→ PROBLEM:
Which lines contain the word "many"? Return each of them as written.

%%

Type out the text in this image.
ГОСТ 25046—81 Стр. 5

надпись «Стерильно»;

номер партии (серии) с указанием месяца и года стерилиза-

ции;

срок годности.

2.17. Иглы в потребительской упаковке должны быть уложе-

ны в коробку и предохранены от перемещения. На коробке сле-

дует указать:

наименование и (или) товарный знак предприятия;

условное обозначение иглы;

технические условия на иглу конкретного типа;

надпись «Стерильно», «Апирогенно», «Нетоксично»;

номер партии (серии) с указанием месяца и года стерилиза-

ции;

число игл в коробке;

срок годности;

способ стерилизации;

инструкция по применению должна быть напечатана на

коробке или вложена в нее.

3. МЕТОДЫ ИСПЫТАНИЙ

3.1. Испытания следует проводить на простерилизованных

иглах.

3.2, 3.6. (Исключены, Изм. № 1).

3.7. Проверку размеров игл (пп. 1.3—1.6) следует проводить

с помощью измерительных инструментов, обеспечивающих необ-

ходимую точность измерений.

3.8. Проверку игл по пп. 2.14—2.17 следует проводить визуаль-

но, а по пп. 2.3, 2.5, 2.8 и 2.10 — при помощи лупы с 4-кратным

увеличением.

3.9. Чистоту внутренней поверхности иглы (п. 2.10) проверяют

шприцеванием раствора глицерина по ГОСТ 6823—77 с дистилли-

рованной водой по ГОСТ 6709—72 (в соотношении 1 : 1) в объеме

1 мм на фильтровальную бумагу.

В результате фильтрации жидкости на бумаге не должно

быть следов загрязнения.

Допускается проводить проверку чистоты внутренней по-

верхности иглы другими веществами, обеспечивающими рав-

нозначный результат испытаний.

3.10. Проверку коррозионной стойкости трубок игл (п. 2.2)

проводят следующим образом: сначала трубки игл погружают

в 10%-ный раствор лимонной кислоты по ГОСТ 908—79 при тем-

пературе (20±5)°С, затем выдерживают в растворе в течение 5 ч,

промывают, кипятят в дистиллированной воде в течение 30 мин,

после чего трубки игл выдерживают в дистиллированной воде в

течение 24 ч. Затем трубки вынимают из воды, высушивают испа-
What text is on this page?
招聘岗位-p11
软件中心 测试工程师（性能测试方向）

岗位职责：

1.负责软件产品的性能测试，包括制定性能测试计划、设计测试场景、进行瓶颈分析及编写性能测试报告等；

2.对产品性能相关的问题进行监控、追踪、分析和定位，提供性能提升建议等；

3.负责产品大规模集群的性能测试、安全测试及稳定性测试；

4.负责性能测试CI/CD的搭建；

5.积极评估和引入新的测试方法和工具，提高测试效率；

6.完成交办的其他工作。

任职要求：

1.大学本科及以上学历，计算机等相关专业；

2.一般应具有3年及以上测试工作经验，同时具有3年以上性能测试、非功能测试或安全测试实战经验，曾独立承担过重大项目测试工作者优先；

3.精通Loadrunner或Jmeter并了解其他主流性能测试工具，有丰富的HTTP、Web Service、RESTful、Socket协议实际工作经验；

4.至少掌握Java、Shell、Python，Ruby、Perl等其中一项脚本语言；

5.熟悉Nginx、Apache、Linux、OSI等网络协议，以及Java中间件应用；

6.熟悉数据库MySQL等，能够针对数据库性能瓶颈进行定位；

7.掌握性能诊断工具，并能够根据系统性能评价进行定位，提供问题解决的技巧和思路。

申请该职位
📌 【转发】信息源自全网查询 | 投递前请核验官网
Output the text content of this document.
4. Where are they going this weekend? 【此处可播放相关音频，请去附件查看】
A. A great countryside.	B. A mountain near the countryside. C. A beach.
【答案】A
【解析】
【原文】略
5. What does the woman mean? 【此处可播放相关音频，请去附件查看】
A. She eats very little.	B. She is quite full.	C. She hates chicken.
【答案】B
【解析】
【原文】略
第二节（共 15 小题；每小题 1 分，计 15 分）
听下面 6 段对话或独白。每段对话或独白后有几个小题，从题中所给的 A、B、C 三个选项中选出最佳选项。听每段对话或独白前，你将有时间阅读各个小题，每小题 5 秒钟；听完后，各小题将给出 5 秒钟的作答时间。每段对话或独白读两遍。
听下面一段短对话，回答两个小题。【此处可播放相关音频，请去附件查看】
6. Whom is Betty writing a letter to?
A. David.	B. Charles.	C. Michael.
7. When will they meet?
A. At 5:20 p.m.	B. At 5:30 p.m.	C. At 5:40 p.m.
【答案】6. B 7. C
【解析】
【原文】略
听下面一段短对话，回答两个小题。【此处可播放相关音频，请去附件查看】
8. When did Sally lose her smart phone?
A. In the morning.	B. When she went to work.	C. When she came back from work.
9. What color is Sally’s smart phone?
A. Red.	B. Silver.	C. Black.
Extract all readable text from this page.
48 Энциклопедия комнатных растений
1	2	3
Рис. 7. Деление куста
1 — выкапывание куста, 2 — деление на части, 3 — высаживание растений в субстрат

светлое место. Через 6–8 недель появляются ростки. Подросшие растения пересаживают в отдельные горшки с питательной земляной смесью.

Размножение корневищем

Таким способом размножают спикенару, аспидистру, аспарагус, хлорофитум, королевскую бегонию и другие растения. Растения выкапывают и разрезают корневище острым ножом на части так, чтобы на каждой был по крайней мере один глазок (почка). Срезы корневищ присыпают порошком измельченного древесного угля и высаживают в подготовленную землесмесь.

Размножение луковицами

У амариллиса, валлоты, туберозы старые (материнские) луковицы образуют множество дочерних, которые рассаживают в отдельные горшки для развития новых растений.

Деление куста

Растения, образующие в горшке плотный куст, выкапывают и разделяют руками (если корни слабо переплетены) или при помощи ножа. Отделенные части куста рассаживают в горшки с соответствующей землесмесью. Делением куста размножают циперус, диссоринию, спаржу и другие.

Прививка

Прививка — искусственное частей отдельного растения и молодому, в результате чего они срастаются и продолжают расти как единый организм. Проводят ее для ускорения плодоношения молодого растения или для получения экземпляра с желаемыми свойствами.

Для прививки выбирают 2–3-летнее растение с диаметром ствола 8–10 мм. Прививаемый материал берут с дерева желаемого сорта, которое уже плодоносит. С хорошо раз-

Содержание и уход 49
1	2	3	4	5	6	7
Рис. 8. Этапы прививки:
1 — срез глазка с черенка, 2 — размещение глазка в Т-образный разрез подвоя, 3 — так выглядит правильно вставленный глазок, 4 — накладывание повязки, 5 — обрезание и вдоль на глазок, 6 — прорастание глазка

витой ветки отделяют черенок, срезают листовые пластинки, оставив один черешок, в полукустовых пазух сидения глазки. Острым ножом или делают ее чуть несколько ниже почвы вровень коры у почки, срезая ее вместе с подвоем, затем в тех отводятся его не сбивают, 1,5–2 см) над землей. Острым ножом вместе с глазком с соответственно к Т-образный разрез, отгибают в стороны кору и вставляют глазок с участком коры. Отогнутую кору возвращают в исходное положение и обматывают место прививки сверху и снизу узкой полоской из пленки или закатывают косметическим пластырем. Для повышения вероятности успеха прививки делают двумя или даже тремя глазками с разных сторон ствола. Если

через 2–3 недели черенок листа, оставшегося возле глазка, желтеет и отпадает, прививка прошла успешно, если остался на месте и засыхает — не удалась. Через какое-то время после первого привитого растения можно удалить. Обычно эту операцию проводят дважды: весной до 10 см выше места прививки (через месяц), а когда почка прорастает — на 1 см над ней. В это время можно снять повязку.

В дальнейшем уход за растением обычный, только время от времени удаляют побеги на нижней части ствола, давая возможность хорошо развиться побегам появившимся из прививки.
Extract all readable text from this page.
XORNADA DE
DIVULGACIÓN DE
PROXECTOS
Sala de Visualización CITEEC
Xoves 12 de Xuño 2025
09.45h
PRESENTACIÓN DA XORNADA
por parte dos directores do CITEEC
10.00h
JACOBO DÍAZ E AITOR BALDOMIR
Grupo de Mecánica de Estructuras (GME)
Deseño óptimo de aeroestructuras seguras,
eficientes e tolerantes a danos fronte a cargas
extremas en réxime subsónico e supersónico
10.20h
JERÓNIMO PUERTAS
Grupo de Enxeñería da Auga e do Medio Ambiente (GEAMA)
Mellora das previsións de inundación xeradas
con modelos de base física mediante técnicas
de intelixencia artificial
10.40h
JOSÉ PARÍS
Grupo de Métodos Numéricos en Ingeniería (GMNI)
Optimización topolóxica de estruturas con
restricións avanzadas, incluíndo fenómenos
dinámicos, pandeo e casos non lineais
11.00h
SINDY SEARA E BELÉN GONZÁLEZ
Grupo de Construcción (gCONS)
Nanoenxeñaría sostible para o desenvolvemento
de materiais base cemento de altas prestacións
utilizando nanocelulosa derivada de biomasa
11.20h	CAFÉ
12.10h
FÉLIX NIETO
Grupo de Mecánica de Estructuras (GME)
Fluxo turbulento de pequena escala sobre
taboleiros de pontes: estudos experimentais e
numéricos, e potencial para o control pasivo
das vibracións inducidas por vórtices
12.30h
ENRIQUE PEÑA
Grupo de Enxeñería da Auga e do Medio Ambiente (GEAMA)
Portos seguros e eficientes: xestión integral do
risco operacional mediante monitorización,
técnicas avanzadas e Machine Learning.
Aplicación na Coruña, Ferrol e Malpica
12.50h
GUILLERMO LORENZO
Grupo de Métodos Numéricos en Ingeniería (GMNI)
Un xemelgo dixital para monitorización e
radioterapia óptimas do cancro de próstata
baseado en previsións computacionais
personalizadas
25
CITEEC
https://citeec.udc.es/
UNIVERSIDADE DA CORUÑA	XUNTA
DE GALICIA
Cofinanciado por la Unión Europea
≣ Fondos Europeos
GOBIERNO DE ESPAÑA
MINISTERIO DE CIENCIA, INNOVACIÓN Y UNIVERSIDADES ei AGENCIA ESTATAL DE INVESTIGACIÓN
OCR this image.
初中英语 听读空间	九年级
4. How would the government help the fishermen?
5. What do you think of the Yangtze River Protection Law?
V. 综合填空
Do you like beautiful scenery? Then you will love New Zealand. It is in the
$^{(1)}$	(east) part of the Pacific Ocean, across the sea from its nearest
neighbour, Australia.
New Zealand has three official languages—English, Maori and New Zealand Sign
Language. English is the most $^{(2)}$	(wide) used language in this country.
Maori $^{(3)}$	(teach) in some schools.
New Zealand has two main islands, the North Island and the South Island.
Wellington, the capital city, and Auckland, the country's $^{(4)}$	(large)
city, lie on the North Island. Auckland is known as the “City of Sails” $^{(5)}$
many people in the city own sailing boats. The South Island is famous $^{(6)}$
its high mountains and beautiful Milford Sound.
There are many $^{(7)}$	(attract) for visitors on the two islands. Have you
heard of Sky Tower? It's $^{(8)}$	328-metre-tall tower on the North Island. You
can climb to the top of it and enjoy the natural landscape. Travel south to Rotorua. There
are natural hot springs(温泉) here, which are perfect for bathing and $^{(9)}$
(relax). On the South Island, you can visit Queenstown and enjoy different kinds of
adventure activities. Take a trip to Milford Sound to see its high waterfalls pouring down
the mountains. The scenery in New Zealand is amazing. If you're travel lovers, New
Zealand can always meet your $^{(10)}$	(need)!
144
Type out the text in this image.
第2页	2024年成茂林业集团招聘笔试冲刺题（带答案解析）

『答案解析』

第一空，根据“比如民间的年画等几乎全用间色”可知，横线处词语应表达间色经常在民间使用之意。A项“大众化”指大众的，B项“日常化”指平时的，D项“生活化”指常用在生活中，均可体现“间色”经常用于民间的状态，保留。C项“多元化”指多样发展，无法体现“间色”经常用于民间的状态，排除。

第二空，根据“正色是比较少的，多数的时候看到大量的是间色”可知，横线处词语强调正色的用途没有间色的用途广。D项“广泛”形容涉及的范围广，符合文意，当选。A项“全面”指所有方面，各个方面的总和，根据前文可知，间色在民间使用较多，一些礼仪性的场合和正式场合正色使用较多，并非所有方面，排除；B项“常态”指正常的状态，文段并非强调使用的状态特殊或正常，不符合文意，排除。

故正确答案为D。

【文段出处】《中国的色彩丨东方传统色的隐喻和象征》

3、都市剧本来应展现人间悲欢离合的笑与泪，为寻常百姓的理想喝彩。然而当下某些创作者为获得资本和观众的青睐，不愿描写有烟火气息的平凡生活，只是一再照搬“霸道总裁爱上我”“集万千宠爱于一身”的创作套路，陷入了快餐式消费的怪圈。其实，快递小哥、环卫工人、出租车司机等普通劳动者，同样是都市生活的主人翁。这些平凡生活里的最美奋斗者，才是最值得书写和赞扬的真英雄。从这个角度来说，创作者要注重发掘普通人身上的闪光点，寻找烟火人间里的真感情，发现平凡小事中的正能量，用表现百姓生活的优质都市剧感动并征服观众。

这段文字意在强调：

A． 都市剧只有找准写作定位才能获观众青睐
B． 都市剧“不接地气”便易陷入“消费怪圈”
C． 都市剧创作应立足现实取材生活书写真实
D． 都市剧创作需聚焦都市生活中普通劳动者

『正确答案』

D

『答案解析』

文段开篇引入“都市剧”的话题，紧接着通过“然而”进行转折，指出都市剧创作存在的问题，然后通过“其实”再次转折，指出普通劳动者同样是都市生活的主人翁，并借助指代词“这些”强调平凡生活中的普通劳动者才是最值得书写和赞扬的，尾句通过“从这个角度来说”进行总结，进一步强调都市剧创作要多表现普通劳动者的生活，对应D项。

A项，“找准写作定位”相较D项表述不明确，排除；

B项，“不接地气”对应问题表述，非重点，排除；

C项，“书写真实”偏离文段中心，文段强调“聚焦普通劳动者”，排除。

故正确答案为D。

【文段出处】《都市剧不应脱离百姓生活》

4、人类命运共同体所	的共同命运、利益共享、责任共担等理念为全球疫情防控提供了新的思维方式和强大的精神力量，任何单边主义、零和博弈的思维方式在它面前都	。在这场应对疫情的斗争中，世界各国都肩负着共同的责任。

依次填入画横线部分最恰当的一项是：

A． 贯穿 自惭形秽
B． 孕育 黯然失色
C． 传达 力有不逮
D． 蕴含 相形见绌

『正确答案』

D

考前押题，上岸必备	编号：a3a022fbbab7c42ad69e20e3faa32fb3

%%

→ FULL OUTPUT:
many people in the city own sailing boats. The South Island is famous $^{(6)}$
There are many $^{(7)}$	(attract) for visitors on the two islands. Have you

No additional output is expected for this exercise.